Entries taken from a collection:
---*---

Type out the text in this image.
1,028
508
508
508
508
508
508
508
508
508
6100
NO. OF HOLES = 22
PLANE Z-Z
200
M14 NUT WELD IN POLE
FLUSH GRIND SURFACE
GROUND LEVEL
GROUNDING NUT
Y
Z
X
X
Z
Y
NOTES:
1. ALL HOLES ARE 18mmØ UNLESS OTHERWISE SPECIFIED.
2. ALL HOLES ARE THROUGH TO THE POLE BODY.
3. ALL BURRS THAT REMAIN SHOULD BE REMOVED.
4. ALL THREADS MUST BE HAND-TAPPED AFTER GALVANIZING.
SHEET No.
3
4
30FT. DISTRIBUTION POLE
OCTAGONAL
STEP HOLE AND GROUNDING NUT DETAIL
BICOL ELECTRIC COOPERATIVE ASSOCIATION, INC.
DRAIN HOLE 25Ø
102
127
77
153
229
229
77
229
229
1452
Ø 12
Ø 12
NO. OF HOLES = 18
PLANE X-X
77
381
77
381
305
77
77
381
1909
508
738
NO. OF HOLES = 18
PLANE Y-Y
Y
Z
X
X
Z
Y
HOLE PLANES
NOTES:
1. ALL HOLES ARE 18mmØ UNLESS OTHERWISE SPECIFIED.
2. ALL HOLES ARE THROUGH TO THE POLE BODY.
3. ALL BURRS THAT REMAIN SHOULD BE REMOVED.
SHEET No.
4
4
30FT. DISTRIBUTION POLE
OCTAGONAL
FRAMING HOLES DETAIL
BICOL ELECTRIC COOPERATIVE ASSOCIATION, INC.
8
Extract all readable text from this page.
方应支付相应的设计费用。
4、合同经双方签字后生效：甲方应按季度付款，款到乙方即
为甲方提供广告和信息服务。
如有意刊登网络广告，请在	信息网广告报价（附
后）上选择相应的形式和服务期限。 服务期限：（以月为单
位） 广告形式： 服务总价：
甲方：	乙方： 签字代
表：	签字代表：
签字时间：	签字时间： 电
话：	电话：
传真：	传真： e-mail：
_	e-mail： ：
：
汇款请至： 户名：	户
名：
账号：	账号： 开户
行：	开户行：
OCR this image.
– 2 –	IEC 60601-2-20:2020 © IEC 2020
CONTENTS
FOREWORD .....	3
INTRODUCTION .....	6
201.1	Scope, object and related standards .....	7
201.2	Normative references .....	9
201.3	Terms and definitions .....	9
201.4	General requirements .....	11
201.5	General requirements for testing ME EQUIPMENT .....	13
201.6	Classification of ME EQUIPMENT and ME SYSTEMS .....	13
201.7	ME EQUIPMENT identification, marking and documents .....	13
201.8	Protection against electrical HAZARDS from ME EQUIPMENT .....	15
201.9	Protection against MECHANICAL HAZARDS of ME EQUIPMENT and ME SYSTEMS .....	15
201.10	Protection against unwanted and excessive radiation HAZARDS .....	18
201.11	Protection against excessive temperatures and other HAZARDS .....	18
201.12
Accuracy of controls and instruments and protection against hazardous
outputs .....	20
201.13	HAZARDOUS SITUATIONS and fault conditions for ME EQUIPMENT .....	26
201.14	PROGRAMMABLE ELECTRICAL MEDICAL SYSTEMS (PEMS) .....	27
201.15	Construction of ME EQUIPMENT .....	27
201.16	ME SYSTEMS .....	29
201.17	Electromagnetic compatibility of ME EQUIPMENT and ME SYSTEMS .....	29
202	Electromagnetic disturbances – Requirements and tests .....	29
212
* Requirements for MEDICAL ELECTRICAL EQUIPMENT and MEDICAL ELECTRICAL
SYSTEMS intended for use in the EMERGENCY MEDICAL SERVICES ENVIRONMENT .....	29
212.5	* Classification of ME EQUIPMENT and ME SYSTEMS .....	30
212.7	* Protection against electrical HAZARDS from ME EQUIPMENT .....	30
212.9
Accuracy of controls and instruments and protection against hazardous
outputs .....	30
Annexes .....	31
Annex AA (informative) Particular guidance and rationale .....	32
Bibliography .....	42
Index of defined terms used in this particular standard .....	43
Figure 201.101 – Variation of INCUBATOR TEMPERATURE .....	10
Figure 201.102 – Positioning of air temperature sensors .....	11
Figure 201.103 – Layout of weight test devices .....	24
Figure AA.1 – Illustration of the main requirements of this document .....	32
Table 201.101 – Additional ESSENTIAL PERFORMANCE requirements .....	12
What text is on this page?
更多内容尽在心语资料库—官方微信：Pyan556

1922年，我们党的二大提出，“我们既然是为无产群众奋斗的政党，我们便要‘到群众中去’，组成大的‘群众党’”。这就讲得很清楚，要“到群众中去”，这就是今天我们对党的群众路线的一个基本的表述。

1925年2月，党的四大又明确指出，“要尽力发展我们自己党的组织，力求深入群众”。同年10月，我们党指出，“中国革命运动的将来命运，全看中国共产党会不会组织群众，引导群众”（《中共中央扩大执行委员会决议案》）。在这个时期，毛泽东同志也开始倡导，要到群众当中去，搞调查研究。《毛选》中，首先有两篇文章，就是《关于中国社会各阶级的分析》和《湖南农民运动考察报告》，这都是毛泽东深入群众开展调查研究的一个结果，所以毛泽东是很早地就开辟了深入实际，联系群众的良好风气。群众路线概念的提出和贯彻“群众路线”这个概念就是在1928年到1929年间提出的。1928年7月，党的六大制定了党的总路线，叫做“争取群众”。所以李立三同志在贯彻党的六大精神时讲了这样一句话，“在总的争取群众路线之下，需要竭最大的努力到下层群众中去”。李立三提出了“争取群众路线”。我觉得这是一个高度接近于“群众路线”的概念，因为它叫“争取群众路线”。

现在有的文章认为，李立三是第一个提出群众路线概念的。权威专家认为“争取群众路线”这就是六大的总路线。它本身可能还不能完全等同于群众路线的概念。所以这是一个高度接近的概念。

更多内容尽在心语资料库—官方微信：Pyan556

---*---

Retype the material in full, character for character.

◆ **Response**:
Type out the text in this image.
1,028
508
508
508
508
508
508
508
508
508
6100
NO. OF HOLES = 22
PLANE Z-Z
200
M14 NUT WELD IN POLE
FLUSH GRIND SURFACE
GROUND LEVEL
GROUNDING NUT
Y
Z
X
X
Z
Y
NOTES:
1. ALL HOLES ARE 18mmØ UNLESS OTHERWISE SPECIFIED.
2. ALL HOLES ARE THROUGH TO THE POLE BODY.
3. ALL BURRS THAT REMAIN SHOULD BE REMOVED.
4. ALL THREADS MUST BE HAND-TAPPED AFTER GALVANIZING.
SHEET No.
3
4
30FT. DISTRIBUTION POLE
OCTAGONAL
STEP HOLE AND GROUNDING NUT DETAIL
BICOL ELECTRIC COOPERATIVE ASSOCIATION, INC.
DRAIN HOLE 25Ø
102
127
77
153
229
229
77
229
229
1452
Ø 12
Ø 12
NO. OF HOLES = 18
PLANE X-X
77
381
77
381
305
77
77
381
1909
508
738
NO. OF HOLES = 18
PLANE Y-Y
Y
Z
X
X
Z
Y
HOLE PLANES
NOTES:
1. ALL HOLES ARE 18mmØ UNLESS OTHERWISE SPECIFIED.
2. ALL HOLES ARE THROUGH TO THE POLE BODY.
3. ALL BURRS THAT REMAIN SHOULD BE REMOVED.
SHEET No.
4
4
30FT. DISTRIBUTION POLE
OCTAGONAL
FRAMING HOLES DETAIL
BICOL ELECTRIC COOPERATIVE ASSOCIATION, INC.
8
Extract all readable text from this page.
方应支付相应的设计费用。
4、合同经双方签字后生效：甲方应按季度付款，款到乙方即
为甲方提供广告和信息服务。
如有意刊登网络广告，请在	信息网广告报价（附
后）上选择相应的形式和服务期限。 服务期限：（以月为单
位） 广告形式： 服务总价：
甲方：	乙方： 签字代
表：	签字代表：
签字时间：	签字时间： 电
话：	电话：
传真：	传真： e-mail：
_	e-mail： ：
：
汇款请至： 户名：	户
名：
账号：	账号： 开户
行：	开户行：
OCR this image.
– 2 –	IEC 60601-2-20:2020 © IEC 2020
CONTENTS
FOREWORD .....	3
INTRODUCTION .....	6
201.1	Scope, object and related standards .....	7
201.2	Normative references .....	9
201.3	Terms and definitions .....	9
201.4	General requirements .....	11
201.5	General requirements for testing ME EQUIPMENT .....	13
201.6	Classification of ME EQUIPMENT and ME SYSTEMS .....	13
201.7	ME EQUIPMENT identification, marking and documents .....	13
201.8	Protection against electrical HAZARDS from ME EQUIPMENT .....	15
201.9	Protection against MECHANICAL HAZARDS of ME EQUIPMENT and ME SYSTEMS .....	15
201.10	Protection against unwanted and excessive radiation HAZARDS .....	18
201.11	Protection against excessive temperatures and other HAZARDS .....	18
201.12
Accuracy of controls and instruments and protection against hazardous
outputs .....	20
201.13	HAZARDOUS SITUATIONS and fault conditions for ME EQUIPMENT .....	26
201.14	PROGRAMMABLE ELECTRICAL MEDICAL SYSTEMS (PEMS) .....	27
201.15	Construction of ME EQUIPMENT .....	27
201.16	ME SYSTEMS .....	29
201.17	Electromagnetic compatibility of ME EQUIPMENT and ME SYSTEMS .....	29
202	Electromagnetic disturbances – Requirements and tests .....	29
212
* Requirements for MEDICAL ELECTRICAL EQUIPMENT and MEDICAL ELECTRICAL
SYSTEMS intended for use in the EMERGENCY MEDICAL SERVICES ENVIRONMENT .....	29
212.5	* Classification of ME EQUIPMENT and ME SYSTEMS .....	30
212.7	* Protection against electrical HAZARDS from ME EQUIPMENT .....	30
212.9
Accuracy of controls and instruments and protection against hazardous
outputs .....	30
Annexes .....	31
Annex AA (informative) Particular guidance and rationale .....	32
Bibliography .....	42
Index of defined terms used in this particular standard .....	43
Figure 201.101 – Variation of INCUBATOR TEMPERATURE .....	10
Figure 201.102 – Positioning of air temperature sensors .....	11
Figure 201.103 – Layout of weight test devices .....	24
Figure AA.1 – Illustration of the main requirements of this document .....	32
Table 201.101 – Additional ESSENTIAL PERFORMANCE requirements .....	12
What text is on this page?
更多内容尽在心语资料库—官方微信：Pyan556

1922年，我们党的二大提出，“我们既然是为无产群众奋斗的政党，我们便要‘到群众中去’，组成大的‘群众党’”。这就讲得很清楚，要“到群众中去”，这就是今天我们对党的群众路线的一个基本的表述。

1925年2月，党的四大又明确指出，“要尽力发展我们自己党的组织，力求深入群众”。同年10月，我们党指出，“中国革命运动的将来命运，全看中国共产党会不会组织群众，引导群众”（《中共中央扩大执行委员会决议案》）。在这个时期，毛泽东同志也开始倡导，要到群众当中去，搞调查研究。《毛选》中，首先有两篇文章，就是《关于中国社会各阶级的分析》和《湖南农民运动考察报告》，这都是毛泽东深入群众开展调查研究的一个结果，所以毛泽东是很早地就开辟了深入实际，联系群众的良好风气。群众路线概念的提出和贯彻“群众路线”这个概念就是在1928年到1929年间提出的。1928年7月，党的六大制定了党的总路线，叫做“争取群众”。所以李立三同志在贯彻党的六大精神时讲了这样一句话，“在总的争取群众路线之下，需要竭最大的努力到下层群众中去”。李立三提出了“争取群众路线”。我觉得这是一个高度接近于“群众路线”的概念，因为它叫“争取群众路线”。

现在有的文章认为，李立三是第一个提出群众路线概念的。权威专家认为“争取群众路线”这就是六大的总路线。它本身可能还不能完全等同于群众路线的概念。所以这是一个高度接近的概念。

更多内容尽在心语资料库—官方微信：Pyan556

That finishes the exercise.